■ **AIM**:
Gather all lines in the entries that include the word "ARJUNA".

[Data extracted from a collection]
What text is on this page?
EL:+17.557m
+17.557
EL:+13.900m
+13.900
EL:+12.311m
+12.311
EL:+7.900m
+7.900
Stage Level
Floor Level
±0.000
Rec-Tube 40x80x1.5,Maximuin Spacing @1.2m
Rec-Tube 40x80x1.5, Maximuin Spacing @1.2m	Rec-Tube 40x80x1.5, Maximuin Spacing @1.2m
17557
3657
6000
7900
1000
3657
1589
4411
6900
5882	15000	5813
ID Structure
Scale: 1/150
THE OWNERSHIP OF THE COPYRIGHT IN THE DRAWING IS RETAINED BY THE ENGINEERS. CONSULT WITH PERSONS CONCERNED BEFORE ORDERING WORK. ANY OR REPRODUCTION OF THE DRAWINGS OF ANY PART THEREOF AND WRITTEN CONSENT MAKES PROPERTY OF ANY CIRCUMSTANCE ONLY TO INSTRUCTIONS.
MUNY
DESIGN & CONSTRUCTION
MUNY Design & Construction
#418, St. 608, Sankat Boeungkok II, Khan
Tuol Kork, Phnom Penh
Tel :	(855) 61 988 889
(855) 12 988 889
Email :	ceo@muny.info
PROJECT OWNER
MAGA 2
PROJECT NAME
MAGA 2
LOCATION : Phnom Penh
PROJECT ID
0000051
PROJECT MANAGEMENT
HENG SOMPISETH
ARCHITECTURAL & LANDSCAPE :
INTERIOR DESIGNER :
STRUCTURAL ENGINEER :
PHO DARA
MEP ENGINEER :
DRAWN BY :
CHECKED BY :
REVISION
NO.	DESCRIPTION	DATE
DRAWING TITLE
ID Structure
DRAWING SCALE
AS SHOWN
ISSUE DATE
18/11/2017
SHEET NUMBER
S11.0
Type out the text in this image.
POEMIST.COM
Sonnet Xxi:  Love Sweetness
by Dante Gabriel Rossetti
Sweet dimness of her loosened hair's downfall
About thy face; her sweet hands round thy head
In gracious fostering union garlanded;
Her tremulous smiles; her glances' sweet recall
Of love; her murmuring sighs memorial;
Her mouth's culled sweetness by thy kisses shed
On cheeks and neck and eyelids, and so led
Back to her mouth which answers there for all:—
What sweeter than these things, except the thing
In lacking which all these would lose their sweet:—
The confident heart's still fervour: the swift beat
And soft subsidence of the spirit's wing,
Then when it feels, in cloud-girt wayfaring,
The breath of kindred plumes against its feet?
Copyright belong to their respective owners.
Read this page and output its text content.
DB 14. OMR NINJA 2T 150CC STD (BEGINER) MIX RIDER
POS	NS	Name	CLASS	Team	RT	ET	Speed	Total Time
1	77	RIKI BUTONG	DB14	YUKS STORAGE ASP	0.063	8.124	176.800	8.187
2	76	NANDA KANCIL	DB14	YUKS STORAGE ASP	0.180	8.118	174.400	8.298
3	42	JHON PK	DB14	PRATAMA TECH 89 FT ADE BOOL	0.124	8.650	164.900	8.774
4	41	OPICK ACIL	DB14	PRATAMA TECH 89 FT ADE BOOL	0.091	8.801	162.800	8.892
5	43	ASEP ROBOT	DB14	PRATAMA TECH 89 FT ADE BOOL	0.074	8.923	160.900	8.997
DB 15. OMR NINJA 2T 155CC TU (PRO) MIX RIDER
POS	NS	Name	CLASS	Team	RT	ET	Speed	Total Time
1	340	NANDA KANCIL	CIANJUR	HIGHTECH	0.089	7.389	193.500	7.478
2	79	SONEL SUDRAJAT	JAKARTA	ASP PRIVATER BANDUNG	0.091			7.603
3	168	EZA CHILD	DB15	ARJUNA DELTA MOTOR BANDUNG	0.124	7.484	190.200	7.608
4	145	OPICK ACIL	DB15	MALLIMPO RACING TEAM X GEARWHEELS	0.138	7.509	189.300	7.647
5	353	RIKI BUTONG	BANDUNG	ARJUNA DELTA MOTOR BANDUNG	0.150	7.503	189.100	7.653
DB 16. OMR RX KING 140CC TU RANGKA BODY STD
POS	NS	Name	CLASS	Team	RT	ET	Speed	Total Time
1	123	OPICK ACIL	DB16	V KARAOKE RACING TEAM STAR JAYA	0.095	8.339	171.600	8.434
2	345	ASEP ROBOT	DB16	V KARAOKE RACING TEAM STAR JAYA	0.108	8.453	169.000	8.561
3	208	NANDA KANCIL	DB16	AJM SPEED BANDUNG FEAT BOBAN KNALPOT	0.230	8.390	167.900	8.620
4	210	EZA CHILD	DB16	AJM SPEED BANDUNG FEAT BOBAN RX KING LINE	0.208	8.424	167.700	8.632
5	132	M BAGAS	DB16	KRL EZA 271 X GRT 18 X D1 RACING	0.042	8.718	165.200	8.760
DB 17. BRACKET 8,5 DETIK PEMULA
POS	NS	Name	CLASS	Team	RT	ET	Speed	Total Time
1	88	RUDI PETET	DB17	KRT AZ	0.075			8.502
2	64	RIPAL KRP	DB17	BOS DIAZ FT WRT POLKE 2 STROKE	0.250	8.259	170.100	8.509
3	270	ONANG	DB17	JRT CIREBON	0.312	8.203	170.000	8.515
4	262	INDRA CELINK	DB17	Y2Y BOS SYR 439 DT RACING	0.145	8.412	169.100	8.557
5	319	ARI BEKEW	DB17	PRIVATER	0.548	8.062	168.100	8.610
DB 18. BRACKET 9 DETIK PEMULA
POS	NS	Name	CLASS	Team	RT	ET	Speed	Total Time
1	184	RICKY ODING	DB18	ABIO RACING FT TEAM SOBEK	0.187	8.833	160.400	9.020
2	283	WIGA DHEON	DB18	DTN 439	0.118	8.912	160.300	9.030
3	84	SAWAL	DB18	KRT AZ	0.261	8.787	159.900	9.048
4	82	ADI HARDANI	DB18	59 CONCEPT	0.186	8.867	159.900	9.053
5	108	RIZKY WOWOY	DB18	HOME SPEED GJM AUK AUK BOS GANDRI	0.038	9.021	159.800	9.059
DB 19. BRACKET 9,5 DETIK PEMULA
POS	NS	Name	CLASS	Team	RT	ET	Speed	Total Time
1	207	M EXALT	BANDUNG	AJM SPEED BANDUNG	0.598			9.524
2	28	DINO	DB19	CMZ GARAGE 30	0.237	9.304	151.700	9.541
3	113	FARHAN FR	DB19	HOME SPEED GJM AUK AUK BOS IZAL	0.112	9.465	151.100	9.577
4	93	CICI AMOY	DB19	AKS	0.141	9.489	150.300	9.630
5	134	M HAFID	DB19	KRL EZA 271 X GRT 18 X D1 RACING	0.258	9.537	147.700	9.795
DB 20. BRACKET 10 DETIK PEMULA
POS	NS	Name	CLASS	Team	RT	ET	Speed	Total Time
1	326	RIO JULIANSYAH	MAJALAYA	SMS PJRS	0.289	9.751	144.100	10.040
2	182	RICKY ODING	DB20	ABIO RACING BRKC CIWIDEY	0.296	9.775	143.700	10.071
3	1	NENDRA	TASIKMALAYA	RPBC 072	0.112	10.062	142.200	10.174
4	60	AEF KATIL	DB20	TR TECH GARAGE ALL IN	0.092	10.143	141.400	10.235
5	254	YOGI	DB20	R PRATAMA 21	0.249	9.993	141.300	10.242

■ **RESPONSE FOR THIS EXERCISE**:
3	168	EZA CHILD	DB15	ARJUNA DELTA MOTOR BANDUNG	0.124	7.484	190.200	7.608
5	353	RIKI BUTONG	BANDUNG	ARJUNA DELTA MOTOR BANDUNG	0.150	7.503	189.100	7.653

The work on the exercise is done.